* [SHORT EXERCISE]: Write out the material below again, unchanged.

* [DATA RECORDS]:

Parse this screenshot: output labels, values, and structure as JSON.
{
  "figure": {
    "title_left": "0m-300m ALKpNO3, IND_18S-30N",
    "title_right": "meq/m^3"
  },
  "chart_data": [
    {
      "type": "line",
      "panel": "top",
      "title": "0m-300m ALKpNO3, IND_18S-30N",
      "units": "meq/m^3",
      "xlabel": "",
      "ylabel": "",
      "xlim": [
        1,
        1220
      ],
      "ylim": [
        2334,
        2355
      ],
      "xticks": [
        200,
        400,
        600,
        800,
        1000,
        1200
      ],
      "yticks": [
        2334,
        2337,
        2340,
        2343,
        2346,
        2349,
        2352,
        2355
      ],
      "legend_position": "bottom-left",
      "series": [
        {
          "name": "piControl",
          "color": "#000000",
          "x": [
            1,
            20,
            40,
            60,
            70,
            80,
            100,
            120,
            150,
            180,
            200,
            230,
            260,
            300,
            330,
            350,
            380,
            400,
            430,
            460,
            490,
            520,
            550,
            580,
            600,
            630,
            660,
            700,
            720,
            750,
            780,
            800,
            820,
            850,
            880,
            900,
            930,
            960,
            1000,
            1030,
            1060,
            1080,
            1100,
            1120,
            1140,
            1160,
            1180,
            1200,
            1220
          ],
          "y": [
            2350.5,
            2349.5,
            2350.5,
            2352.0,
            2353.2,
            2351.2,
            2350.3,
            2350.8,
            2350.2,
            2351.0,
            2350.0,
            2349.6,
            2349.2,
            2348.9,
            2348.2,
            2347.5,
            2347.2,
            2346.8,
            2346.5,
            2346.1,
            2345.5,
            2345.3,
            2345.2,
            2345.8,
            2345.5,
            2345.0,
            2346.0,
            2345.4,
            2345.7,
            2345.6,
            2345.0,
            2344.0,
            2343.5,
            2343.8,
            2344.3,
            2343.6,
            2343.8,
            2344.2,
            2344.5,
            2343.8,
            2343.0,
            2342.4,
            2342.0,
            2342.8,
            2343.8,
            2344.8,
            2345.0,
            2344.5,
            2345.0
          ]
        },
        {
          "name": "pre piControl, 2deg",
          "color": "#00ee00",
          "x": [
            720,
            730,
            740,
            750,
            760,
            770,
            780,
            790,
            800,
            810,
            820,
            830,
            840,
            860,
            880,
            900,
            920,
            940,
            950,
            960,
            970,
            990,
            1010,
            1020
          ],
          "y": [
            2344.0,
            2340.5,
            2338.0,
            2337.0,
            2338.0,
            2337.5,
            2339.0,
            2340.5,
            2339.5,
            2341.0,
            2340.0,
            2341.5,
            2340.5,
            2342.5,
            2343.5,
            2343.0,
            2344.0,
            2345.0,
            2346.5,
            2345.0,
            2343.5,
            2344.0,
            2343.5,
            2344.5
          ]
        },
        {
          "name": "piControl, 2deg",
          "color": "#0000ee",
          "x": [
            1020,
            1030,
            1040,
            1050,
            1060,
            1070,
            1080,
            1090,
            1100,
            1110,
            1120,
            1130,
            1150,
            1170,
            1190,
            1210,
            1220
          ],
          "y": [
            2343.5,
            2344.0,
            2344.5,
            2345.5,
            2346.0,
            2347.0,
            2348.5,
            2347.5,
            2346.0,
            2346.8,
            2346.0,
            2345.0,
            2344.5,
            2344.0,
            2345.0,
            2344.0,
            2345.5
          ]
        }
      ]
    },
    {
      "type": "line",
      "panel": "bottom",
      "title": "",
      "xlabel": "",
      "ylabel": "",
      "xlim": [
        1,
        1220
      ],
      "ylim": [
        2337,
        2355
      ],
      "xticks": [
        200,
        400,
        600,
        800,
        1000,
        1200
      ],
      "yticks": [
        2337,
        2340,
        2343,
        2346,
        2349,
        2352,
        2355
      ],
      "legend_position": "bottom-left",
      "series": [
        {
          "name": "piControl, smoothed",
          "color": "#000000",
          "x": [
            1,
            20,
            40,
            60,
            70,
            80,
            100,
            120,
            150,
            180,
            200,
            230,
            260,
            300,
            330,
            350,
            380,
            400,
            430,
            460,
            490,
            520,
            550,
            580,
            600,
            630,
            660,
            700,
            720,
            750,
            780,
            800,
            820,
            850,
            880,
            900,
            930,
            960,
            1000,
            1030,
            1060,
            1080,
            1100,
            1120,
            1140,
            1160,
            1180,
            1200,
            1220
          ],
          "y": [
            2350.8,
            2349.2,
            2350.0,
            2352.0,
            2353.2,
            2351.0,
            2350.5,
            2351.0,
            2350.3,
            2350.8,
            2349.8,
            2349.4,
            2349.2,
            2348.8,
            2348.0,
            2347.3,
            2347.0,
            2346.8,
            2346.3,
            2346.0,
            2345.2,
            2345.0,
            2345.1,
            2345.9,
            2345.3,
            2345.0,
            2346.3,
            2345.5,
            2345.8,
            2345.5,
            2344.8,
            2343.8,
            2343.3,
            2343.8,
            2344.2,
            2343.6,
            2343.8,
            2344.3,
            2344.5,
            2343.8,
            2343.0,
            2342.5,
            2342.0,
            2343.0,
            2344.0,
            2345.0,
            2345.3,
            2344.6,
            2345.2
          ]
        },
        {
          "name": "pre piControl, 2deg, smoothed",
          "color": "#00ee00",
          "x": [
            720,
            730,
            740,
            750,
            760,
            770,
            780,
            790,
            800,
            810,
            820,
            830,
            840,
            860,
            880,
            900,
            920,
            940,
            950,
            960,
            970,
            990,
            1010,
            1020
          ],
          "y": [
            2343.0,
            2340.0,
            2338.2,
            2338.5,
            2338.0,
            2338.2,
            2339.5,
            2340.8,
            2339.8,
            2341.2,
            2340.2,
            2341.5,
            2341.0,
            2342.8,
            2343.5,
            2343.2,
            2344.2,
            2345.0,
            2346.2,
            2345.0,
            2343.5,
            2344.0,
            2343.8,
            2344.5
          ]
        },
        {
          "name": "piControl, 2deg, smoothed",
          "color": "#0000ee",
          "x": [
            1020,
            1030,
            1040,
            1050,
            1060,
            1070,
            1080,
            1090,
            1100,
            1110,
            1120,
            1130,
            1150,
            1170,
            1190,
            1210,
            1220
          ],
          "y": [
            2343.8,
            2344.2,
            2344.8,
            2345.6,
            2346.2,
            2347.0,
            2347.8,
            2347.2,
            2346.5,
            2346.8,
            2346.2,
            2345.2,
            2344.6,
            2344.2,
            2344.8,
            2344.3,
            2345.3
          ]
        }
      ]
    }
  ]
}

* [SOLVED PROBLEM]:
Parse this screenshot: output labels, values, and structure as JSON.
{
  "figure": {
    "title_left": "0m-300m ALKpNO3, IND_18S-30N",
    "title_right": "meq/m^3"
  },
  "chart_data": [
    {
      "type": "line",
      "panel": "top",
      "title": "0m-300m ALKpNO3, IND_18S-30N",
      "units": "meq/m^3",
      "xlabel": "",
      "ylabel": "",
      "xlim": [
        1,
        1220
      ],
      "ylim": [
        2334,
        2355
      ],
      "xticks": [
        200,
        400,
        600,
        800,
        1000,
        1200
      ],
      "yticks": [
        2334,
        2337,
        2340,
        2343,
        2346,
        2349,
        2352,
        2355
      ],
      "legend_position": "bottom-left",
      "series": [
        {
          "name": "piControl",
          "color": "#000000",
          "x": [
            1,
            20,
            40,
            60,
            70,
            80,
            100,
            120,
            150,
            180,
            200,
            230,
            260,
            300,
            330,
            350,
            380,
            400,
            430,
            460,
            490,
            520,
            550,
            580,
            600,
            630,
            660,
            700,
            720,
            750,
            780,
            800,
            820,
            850,
            880,
            900,
            930,
            960,
            1000,
            1030,
            1060,
            1080,
            1100,
            1120,
            1140,
            1160,
            1180,
            1200,
            1220
          ],
          "y": [
            2350.5,
            2349.5,
            2350.5,
            2352.0,
            2353.2,
            2351.2,
            2350.3,
            2350.8,
            2350.2,
            2351.0,
            2350.0,
            2349.6,
            2349.2,
            2348.9,
            2348.2,
            2347.5,
            2347.2,
            2346.8,
            2346.5,
            2346.1,
            2345.5,
            2345.3,
            2345.2,
            2345.8,
            2345.5,
            2345.0,
            2346.0,
            2345.4,
            2345.7,
            2345.6,
            2345.0,
            2344.0,
            2343.5,
            2343.8,
            2344.3,
            2343.6,
            2343.8,
            2344.2,
            2344.5,
            2343.8,
            2343.0,
            2342.4,
            2342.0,
            2342.8,
            2343.8,
            2344.8,
            2345.0,
            2344.5,
            2345.0
          ]
        },
        {
          "name": "pre piControl, 2deg",
          "color": "#00ee00",
          "x": [
            720,
            730,
            740,
            750,
            760,
            770,
            780,
            790,
            800,
            810,
            820,
            830,
            840,
            860,
            880,
            900,
            920,
            940,
            950,
            960,
            970,
            990,
            1010,
            1020
          ],
          "y": [
            2344.0,
            2340.5,
            2338.0,
            2337.0,
            2338.0,
            2337.5,
            2339.0,
            2340.5,
            2339.5,
            2341.0,
            2340.0,
            2341.5,
            2340.5,
            2342.5,
            2343.5,
            2343.0,
            2344.0,
            2345.0,
            2346.5,
            2345.0,
            2343.5,
            2344.0,
            2343.5,
            2344.5
          ]
        },
        {
          "name": "piControl, 2deg",
          "color": "#0000ee",
          "x": [
            1020,
            1030,
            1040,
            1050,
            1060,
            1070,
            1080,
            1090,
            1100,
            1110,
            1120,
            1130,
            1150,
            1170,
            1190,
            1210,
            1220
          ],
          "y": [
            2343.5,
            2344.0,
            2344.5,
            2345.5,
            2346.0,
            2347.0,
            2348.5,
            2347.5,
            2346.0,
            2346.8,
            2346.0,
            2345.0,
            2344.5,
            2344.0,
            2345.0,
            2344.0,
            2345.5
          ]
        }
      ]
    },
    {
      "type": "line",
      "panel": "bottom",
      "title": "",
      "xlabel": "",
      "ylabel": "",
      "xlim": [
        1,
        1220
      ],
      "ylim": [
        2337,
        2355
      ],
      "xticks": [
        200,
        400,
        600,
        800,
        1000,
        1200
      ],
      "yticks": [
        2337,
        2340,
        2343,
        2346,
        2349,
        2352,
        2355
      ],
      "legend_position": "bottom-left",
      "series": [
        {
          "name": "piControl, smoothed",
          "color": "#000000",
          "x": [
            1,
            20,
            40,
            60,
            70,
            80,
            100,
            120,
            150,
            180,
            200,
            230,
            260,
            300,
            330,
            350,
            380,
            400,
            430,
            460,
            490,
            520,
            550,
            580,
            600,
            630,
            660,
            700,
            720,
            750,
            780,
            800,
            820,
            850,
            880,
            900,
            930,
            960,
            1000,
            1030,
            1060,
            1080,
            1100,
            1120,
            1140,
            1160,
            1180,
            1200,
            1220
          ],
          "y": [
            2350.8,
            2349.2,
            2350.0,
            2352.0,
            2353.2,
            2351.0,
            2350.5,
            2351.0,
            2350.3,
            2350.8,
            2349.8,
            2349.4,
            2349.2,
            2348.8,
            2348.0,
            2347.3,
            2347.0,
            2346.8,
            2346.3,
            2346.0,
            2345.2,
            2345.0,
            2345.1,
            2345.9,
            2345.3,
            2345.0,
            2346.3,
            2345.5,
            2345.8,
            2345.5,
            2344.8,
            2343.8,
            2343.3,
            2343.8,
            2344.2,
            2343.6,
            2343.8,
            2344.3,
            2344.5,
            2343.8,
            2343.0,
            2342.5,
            2342.0,
            2343.0,
            2344.0,
            2345.0,
            2345.3,
            2344.6,
            2345.2
          ]
        },
        {
          "name": "pre piControl, 2deg, smoothed",
          "color": "#00ee00",
          "x": [
            720,
            730,
            740,
            750,
            760,
            770,
            780,
            790,
            800,
            810,
            820,
            830,
            840,
            860,
            880,
            900,
            920,
            940,
            950,
            960,
            970,
            990,
            1010,
            1020
          ],
          "y": [
            2343.0,
            2340.0,
            2338.2,
            2338.5,
            2338.0,
            2338.2,
            2339.5,
            2340.8,
            2339.8,
            2341.2,
            2340.2,
            2341.5,
            2341.0,
            2342.8,
            2343.5,
            2343.2,
            2344.2,
            2345.0,
            2346.2,
            2345.0,
            2343.5,
            2344.0,
            2343.8,
            2344.5
          ]
        },
        {
          "name": "piControl, 2deg, smoothed",
          "color": "#0000ee",
          "x": [
            1020,
            1030,
            1040,
            1050,
            1060,
            1070,
            1080,
            1090,
            1100,
            1110,
            1120,
            1130,
            1150,
            1170,
            1190,
            1210,
            1220
          ],
          "y": [
            2343.8,
            2344.2,
            2344.8,
            2345.6,
            2346.2,
            2347.0,
            2347.8,
            2347.2,
            2346.5,
            2346.8,
            2346.2,
            2345.2,
            2344.6,
            2344.2,
            2344.8,
            2344.3,
            2345.3
          ]
        }
      ]
    }
  ]
}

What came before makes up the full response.